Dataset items
>>>>
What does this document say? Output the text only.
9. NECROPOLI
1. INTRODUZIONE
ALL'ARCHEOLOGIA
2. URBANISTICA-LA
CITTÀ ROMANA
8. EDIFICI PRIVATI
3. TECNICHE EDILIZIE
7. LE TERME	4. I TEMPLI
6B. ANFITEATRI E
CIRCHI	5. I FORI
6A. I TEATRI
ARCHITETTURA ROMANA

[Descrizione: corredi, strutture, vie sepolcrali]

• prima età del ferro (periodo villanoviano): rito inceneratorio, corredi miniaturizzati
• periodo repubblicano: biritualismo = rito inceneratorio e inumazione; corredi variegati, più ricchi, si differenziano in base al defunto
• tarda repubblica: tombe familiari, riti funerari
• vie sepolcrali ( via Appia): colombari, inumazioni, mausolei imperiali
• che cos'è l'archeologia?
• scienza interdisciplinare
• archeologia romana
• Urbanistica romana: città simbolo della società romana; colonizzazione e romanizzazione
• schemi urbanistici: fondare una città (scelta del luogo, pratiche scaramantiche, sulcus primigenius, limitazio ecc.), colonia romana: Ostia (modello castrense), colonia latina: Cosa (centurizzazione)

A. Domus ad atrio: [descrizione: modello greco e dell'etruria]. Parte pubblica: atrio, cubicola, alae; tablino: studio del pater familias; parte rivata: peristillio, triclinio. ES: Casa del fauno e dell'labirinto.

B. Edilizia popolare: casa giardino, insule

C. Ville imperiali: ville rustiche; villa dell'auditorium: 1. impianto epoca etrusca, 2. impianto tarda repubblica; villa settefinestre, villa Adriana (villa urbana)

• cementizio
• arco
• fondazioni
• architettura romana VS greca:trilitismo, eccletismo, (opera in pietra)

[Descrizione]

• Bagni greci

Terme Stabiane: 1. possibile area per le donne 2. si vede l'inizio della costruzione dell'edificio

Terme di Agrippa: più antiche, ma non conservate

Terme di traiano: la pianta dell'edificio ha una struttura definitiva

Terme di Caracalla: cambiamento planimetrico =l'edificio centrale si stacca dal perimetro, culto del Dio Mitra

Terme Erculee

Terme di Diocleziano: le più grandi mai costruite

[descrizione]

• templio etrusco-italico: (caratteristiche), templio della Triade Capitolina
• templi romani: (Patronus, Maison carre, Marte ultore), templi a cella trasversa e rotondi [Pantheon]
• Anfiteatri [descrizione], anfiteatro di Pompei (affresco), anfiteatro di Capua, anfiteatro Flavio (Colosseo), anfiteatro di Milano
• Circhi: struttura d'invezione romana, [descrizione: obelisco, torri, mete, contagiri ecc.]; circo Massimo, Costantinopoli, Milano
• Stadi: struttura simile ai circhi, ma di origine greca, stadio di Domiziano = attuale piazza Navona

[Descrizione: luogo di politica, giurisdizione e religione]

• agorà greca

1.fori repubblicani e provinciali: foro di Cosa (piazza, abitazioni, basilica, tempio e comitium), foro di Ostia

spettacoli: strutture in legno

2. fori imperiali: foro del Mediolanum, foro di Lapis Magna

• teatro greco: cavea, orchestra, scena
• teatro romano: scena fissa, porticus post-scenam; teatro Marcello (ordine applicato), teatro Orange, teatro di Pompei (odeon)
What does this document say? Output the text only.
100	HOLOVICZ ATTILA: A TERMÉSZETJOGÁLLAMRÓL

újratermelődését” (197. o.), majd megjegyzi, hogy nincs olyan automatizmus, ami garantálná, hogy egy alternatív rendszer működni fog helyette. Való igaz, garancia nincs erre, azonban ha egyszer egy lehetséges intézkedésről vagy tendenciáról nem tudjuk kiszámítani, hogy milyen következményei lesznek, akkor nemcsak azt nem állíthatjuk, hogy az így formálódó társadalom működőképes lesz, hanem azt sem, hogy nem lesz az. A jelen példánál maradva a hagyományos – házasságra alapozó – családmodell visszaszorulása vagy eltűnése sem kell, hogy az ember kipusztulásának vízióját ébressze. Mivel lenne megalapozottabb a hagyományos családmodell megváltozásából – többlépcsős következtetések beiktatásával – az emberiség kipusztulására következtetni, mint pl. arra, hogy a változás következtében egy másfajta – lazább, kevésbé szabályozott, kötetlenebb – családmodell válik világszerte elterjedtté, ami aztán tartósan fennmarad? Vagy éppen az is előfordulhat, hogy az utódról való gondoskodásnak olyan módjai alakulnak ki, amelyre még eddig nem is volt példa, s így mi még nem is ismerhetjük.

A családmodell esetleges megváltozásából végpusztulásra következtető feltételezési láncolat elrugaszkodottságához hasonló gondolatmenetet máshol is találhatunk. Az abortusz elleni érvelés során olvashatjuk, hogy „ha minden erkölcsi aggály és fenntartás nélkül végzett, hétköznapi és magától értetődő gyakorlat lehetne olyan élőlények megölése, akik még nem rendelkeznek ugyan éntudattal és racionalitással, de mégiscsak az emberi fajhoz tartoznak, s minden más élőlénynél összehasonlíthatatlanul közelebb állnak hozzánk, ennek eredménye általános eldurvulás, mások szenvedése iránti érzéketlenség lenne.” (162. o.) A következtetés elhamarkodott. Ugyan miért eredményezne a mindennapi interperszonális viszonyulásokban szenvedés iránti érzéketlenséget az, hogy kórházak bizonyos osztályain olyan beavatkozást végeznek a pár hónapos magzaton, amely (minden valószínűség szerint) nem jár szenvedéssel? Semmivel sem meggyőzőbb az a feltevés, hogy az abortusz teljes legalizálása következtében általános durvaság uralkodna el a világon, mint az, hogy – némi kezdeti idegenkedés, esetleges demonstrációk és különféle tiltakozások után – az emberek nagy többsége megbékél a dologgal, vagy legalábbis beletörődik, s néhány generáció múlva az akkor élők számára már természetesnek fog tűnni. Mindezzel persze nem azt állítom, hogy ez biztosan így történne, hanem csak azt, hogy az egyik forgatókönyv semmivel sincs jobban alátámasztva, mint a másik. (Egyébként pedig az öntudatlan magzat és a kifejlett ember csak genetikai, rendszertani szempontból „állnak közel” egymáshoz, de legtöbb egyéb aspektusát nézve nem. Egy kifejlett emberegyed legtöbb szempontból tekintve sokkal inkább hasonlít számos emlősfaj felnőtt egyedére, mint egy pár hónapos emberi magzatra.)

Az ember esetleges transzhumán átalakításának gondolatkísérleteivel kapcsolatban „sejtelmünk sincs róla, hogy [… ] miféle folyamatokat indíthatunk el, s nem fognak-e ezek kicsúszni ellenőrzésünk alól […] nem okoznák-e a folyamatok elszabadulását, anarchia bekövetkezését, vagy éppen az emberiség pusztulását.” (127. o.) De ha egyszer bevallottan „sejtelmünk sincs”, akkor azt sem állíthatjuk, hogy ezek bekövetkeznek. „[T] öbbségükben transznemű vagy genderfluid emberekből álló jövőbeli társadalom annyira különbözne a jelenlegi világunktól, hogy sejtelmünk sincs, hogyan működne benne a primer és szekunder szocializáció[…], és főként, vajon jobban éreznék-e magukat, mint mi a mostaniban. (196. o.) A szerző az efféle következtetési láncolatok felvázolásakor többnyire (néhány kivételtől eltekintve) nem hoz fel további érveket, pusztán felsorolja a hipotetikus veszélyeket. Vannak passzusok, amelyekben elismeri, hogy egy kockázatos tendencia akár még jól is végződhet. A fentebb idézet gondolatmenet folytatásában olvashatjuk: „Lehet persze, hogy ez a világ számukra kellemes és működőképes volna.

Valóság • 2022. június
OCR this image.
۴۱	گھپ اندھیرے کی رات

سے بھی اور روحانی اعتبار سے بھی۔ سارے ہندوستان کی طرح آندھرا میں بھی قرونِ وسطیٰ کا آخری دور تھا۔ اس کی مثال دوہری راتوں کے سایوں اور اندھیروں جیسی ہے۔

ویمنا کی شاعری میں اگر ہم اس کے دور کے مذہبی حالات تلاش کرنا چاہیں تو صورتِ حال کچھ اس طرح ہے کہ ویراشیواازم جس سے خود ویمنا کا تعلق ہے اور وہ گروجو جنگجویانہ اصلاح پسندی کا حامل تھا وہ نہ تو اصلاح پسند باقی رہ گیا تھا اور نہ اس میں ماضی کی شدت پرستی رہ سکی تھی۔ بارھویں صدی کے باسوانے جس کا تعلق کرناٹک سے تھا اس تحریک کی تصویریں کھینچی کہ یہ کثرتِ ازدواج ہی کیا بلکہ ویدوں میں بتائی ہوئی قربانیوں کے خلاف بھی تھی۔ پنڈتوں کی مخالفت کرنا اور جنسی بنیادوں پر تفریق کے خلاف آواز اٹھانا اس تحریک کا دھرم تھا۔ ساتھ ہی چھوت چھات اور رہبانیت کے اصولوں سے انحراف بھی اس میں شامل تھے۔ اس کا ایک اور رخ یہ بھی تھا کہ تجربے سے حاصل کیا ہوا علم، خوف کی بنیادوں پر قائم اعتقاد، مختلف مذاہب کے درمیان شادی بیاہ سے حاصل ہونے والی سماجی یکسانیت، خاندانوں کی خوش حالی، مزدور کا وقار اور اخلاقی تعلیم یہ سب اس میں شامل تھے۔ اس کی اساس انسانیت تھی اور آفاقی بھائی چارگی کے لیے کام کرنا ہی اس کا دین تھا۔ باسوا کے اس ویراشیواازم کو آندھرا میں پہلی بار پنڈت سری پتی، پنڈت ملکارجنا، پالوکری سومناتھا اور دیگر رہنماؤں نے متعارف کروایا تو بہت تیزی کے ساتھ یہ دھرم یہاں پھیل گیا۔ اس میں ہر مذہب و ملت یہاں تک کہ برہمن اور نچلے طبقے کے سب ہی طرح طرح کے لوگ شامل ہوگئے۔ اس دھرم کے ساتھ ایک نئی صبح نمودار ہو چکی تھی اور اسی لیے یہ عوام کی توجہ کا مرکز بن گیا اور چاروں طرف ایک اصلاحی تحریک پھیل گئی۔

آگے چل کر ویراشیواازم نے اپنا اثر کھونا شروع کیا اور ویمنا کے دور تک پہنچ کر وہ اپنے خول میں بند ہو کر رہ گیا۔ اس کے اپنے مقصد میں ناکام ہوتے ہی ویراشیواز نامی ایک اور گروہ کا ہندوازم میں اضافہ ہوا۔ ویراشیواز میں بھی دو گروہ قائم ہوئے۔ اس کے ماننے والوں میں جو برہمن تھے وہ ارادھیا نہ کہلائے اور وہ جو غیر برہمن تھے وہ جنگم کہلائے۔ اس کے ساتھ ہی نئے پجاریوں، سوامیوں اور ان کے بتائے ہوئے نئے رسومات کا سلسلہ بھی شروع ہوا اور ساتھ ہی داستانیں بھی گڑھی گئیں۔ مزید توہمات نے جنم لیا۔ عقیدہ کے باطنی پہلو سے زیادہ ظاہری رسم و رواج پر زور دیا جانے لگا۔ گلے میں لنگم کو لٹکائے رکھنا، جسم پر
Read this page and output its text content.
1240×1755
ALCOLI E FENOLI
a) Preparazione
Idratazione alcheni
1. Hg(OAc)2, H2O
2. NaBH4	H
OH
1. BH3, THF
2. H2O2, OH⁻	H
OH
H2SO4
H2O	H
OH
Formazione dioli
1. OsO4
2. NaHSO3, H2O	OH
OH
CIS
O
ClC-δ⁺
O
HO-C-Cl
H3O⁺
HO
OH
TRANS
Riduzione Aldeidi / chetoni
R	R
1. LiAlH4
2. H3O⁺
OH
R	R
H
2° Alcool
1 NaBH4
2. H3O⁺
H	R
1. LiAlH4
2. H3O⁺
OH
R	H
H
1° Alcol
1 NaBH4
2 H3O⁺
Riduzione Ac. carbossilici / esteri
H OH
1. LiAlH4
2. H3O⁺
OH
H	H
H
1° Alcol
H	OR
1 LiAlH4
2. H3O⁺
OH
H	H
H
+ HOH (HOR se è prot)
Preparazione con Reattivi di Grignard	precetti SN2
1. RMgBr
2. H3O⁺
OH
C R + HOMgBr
<<<<
Gather every line containing the word "Pompei" and copy it.

• Anfiteatri [descrizione], anfiteatro di Pompei (affresco), anfiteatro di Capua, anfiteatro Flavio (Colosseo), anfiteatro di Milano
• teatro romano: scena fissa, porticus post-scenam; teatro Marcello (ordine applicato), teatro Orange, teatro di Pompei (odeon)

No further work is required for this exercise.